**Your assignment:**
Go line by line through the entries and show those that hold the string "machen".

============

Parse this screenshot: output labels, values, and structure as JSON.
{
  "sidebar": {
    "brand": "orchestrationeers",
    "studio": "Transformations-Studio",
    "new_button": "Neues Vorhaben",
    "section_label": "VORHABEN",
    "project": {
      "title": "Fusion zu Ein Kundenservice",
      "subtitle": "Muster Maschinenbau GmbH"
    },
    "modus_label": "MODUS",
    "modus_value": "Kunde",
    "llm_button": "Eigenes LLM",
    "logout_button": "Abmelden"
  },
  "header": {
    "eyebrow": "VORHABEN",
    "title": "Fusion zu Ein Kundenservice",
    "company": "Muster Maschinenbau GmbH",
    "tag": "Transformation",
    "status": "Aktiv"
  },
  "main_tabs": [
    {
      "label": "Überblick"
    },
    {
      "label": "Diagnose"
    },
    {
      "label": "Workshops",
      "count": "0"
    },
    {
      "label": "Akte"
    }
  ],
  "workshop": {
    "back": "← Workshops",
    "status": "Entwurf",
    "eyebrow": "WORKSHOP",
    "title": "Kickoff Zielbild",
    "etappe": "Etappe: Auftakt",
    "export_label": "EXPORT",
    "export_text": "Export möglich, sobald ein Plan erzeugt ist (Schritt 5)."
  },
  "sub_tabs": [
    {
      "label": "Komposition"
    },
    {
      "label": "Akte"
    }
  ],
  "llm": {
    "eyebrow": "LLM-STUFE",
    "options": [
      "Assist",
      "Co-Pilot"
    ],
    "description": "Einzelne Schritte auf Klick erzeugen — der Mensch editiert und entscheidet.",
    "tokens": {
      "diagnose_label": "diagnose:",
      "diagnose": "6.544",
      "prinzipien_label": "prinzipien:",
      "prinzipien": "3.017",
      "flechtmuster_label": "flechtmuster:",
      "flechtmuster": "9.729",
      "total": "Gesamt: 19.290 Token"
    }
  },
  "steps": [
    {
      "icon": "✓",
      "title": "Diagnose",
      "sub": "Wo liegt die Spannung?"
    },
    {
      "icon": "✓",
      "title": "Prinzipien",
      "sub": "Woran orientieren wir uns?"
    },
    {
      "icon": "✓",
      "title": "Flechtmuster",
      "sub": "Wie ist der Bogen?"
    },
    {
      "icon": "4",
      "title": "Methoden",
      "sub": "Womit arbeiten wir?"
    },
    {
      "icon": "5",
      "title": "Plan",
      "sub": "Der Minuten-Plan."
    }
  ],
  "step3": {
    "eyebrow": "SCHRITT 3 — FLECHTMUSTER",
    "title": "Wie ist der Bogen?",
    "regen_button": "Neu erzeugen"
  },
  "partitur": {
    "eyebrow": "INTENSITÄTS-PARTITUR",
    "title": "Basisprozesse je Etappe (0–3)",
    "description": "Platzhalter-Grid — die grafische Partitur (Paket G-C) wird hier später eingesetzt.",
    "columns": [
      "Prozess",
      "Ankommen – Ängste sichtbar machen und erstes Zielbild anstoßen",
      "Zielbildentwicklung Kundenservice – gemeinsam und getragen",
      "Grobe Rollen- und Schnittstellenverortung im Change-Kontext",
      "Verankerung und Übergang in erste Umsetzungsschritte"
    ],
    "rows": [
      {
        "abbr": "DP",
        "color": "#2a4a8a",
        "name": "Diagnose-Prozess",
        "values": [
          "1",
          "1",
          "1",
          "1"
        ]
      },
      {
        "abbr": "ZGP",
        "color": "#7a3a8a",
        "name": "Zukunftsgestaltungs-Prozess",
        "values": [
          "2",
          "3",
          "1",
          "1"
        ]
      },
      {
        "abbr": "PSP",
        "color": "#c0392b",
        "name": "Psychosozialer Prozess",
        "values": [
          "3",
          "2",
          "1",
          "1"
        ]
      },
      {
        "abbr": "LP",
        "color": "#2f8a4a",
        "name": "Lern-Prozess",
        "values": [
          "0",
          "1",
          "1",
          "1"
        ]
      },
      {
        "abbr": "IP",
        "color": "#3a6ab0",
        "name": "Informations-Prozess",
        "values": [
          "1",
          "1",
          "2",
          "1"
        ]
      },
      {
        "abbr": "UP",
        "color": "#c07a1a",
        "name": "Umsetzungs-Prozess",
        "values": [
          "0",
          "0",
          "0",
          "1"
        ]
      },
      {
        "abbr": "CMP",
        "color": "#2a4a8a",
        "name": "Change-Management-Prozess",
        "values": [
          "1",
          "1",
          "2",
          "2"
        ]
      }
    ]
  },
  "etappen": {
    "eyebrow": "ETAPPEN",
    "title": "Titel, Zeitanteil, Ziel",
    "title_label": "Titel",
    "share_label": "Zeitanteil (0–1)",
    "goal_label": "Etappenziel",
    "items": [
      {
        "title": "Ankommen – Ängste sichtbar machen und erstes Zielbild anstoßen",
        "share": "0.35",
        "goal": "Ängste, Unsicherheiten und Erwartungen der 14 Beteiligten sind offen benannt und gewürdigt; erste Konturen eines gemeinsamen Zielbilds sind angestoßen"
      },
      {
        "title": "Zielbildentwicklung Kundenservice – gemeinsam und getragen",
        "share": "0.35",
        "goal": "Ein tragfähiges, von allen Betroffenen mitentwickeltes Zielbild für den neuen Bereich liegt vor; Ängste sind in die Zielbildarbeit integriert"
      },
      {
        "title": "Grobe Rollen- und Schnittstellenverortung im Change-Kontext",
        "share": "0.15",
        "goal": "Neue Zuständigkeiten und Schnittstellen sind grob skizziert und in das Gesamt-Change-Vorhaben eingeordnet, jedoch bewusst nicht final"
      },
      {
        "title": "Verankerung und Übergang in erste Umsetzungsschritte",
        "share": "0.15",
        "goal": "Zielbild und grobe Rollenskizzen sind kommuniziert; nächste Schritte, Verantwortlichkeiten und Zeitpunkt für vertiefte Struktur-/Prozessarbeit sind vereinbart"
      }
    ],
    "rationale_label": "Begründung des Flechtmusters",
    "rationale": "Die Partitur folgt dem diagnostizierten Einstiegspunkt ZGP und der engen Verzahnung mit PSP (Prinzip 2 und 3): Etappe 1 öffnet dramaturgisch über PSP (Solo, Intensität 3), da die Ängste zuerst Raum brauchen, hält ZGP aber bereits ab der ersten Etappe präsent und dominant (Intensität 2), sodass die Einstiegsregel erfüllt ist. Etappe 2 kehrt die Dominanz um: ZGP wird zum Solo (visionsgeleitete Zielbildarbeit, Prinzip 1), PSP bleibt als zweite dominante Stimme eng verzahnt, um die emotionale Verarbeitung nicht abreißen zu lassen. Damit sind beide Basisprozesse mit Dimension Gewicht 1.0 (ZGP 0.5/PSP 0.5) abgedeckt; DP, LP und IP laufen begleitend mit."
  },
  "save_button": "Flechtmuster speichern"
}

============

**Problem solution:**
      "Ankommen – Ängste sichtbar machen und erstes Zielbild anstoßen",
        "title": "Ankommen – Ängste sichtbar machen und erstes Zielbild anstoßen",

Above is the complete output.